Directions for this task:
Pick out every line of the entries below where "curve" occurs, and copy those lines.

Input:
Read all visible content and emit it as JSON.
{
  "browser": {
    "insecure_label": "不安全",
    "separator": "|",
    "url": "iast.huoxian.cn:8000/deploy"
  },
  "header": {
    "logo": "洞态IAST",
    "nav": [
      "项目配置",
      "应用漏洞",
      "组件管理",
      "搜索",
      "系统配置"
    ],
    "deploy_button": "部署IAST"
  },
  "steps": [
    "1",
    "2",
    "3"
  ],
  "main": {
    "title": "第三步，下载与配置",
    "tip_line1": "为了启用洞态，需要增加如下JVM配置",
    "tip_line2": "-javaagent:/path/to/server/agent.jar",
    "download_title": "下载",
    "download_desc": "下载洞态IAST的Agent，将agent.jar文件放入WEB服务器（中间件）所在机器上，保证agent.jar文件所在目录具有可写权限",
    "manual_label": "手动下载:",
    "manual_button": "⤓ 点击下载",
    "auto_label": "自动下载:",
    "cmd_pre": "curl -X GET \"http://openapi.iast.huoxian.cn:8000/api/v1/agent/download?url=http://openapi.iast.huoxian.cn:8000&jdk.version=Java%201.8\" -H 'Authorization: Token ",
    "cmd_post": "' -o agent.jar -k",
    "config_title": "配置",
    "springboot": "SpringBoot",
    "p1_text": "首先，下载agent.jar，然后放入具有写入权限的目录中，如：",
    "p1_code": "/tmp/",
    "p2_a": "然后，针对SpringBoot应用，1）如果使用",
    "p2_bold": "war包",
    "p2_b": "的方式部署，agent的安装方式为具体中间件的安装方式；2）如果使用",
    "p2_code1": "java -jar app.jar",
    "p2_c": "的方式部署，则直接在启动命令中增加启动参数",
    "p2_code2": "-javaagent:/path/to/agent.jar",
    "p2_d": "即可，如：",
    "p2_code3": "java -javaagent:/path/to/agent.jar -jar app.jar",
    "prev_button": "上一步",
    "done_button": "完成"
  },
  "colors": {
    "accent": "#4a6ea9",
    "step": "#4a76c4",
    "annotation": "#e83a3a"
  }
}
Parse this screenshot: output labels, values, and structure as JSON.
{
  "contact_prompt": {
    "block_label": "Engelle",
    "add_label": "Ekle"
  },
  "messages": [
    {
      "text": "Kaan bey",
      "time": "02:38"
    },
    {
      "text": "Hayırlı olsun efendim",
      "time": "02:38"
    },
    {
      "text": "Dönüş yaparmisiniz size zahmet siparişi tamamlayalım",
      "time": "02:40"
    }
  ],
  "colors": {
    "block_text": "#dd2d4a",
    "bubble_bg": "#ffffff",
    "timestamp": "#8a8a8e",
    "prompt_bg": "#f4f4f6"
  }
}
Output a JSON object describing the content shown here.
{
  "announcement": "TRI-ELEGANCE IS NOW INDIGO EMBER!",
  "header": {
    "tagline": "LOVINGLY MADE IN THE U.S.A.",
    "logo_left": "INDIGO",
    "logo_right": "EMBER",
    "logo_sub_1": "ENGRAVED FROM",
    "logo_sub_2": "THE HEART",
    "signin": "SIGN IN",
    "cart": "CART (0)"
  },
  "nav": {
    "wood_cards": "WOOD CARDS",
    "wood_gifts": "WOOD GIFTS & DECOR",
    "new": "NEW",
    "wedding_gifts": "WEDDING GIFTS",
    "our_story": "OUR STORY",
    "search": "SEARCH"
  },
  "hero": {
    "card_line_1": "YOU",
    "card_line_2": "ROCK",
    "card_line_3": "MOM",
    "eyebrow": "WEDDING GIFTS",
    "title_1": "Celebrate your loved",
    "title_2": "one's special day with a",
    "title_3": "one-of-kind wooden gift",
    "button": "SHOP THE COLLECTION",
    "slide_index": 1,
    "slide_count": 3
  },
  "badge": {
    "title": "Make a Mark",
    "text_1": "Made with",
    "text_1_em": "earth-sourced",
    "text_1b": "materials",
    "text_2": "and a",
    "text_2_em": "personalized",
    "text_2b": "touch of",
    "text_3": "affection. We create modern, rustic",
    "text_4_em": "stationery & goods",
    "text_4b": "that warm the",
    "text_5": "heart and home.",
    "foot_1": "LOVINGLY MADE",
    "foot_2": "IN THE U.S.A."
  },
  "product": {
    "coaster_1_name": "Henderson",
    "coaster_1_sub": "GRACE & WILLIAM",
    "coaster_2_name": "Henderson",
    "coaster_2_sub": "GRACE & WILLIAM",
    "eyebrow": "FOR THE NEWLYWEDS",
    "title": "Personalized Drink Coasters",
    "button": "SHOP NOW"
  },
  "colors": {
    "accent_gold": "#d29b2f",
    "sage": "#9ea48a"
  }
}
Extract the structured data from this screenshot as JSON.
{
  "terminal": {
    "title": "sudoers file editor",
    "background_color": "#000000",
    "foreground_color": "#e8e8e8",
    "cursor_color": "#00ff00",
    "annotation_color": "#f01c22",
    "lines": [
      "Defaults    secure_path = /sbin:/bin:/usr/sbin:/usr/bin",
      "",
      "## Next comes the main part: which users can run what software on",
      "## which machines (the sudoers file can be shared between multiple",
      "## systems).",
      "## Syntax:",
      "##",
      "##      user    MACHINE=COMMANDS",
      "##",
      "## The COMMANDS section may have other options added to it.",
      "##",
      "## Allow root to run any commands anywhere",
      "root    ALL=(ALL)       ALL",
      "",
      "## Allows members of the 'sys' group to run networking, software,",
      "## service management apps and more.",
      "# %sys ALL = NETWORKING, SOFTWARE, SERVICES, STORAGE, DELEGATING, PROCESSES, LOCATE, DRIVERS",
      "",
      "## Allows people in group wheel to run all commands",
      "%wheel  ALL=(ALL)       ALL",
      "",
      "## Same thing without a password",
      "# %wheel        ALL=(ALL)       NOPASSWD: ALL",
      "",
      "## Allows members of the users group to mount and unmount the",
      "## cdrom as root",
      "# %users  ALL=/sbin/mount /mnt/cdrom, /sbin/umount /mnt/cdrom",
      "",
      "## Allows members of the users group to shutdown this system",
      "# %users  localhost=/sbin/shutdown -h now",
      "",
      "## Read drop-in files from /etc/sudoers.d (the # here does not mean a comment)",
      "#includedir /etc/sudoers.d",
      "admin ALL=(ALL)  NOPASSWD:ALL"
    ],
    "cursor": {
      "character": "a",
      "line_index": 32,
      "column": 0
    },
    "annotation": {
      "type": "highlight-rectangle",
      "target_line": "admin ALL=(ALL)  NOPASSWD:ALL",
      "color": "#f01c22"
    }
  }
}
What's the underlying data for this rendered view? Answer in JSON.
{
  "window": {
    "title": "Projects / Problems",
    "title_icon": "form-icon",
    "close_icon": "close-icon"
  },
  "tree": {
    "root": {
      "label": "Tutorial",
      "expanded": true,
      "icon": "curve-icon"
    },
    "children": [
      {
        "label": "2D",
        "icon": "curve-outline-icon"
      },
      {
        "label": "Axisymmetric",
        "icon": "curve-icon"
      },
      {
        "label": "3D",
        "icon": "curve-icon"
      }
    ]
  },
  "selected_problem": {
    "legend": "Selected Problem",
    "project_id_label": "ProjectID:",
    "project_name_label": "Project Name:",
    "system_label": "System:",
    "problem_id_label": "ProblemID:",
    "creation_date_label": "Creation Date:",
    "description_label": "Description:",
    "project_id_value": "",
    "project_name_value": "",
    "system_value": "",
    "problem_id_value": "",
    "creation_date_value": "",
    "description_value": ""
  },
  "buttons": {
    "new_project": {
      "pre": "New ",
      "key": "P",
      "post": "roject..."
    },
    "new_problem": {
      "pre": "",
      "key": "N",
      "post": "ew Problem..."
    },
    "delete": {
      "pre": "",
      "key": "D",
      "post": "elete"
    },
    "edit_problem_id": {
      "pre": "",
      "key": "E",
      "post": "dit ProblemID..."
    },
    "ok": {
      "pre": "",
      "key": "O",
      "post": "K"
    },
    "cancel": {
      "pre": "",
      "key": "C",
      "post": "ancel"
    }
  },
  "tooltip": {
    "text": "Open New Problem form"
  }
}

Task response:
      "icon": "curve-icon"
        "icon": "curve-outline-icon"
        "icon": "curve-icon"
        "icon": "curve-icon"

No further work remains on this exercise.